Exercise task: In the listing below, locate the lines bearing the word "Materials". Copy every one of them.
^^^^^^^^
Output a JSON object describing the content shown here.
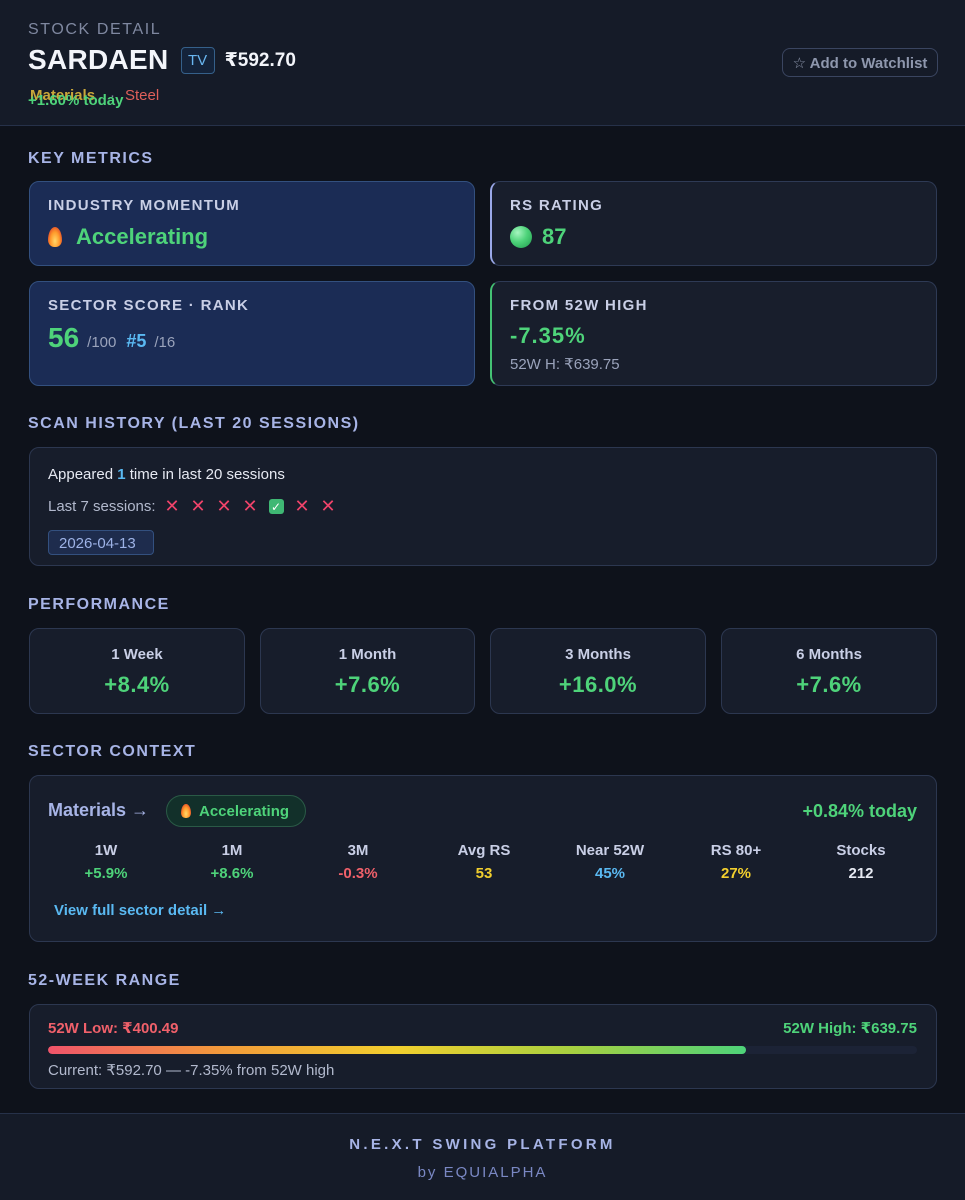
{
  "header": {
    "eyebrow": "STOCK DETAIL",
    "symbol": "SARDAEN",
    "tv_label": "TV",
    "price": "₹592.70",
    "sector_tag": "Materials",
    "separator": "·",
    "industry_tag": "Steel",
    "change_today": "+1.60% today",
    "watchlist_button": "☆ Add to Watchlist"
  },
  "key_metrics": {
    "title": "KEY METRICS",
    "industry_momentum": {
      "label": "INDUSTRY MOMENTUM",
      "icon": "flame-icon",
      "value": "Accelerating"
    },
    "rs_rating": {
      "label": "RS RATING",
      "icon": "green-dot-icon",
      "value": "87"
    },
    "sector_score": {
      "label": "SECTOR SCORE · RANK",
      "score": "56",
      "score_max": "/100",
      "rank": "#5",
      "rank_total": "/16"
    },
    "from_high": {
      "label": "FROM 52W HIGH",
      "value": "-7.35%",
      "sub": "52W H: ₹639.75"
    }
  },
  "scan_history": {
    "title": "SCAN HISTORY (LAST 20 SESSIONS)",
    "appeared_prefix": "Appeared",
    "appeared_count": "1",
    "appeared_suffix": "time in last 20 sessions",
    "last7_label": "Last 7 sessions:",
    "last7": [
      "✕",
      "✕",
      "✕",
      "✕",
      "✓",
      "✕",
      "✕"
    ],
    "dates": [
      "2026-04-13"
    ]
  },
  "performance": {
    "title": "PERFORMANCE",
    "items": [
      {
        "label": "1 Week",
        "value": "+8.4%"
      },
      {
        "label": "1 Month",
        "value": "+7.6%"
      },
      {
        "label": "3 Months",
        "value": "+16.0%"
      },
      {
        "label": "6 Months",
        "value": "+7.6%"
      }
    ]
  },
  "sector_context": {
    "title": "SECTOR CONTEXT",
    "name": "Materials →",
    "badge": "Accelerating",
    "today": "+0.84% today",
    "stats": [
      {
        "label": "1W",
        "value": "+5.9%",
        "color": "#4ed37a"
      },
      {
        "label": "1M",
        "value": "+8.6%",
        "color": "#4ed37a"
      },
      {
        "label": "3M",
        "value": "-0.3%",
        "color": "#f0606a"
      },
      {
        "label": "Avg RS",
        "value": "53",
        "color": "#f2cf2e"
      },
      {
        "label": "Near 52W",
        "value": "45%",
        "color": "#5ab9f2"
      },
      {
        "label": "RS 80+",
        "value": "27%",
        "color": "#f2cf2e"
      },
      {
        "label": "Stocks",
        "value": "212",
        "color": "#e6e9f2"
      }
    ],
    "link": "View full sector detail →"
  },
  "range_52w": {
    "title": "52-WEEK RANGE",
    "low": "52W Low: ₹400.49",
    "high": "52W High: ₹639.75",
    "position_fraction": 0.803,
    "current": "Current: ₹592.70 — -7.35% from 52W high"
  },
  "footer": {
    "title": "N.E.X.T SWING PLATFORM",
    "sub": "by EQUIALPHA"
  }
}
^^^^^^^^
Response:
    "sector_tag": "Materials",
    "name": "Materials →",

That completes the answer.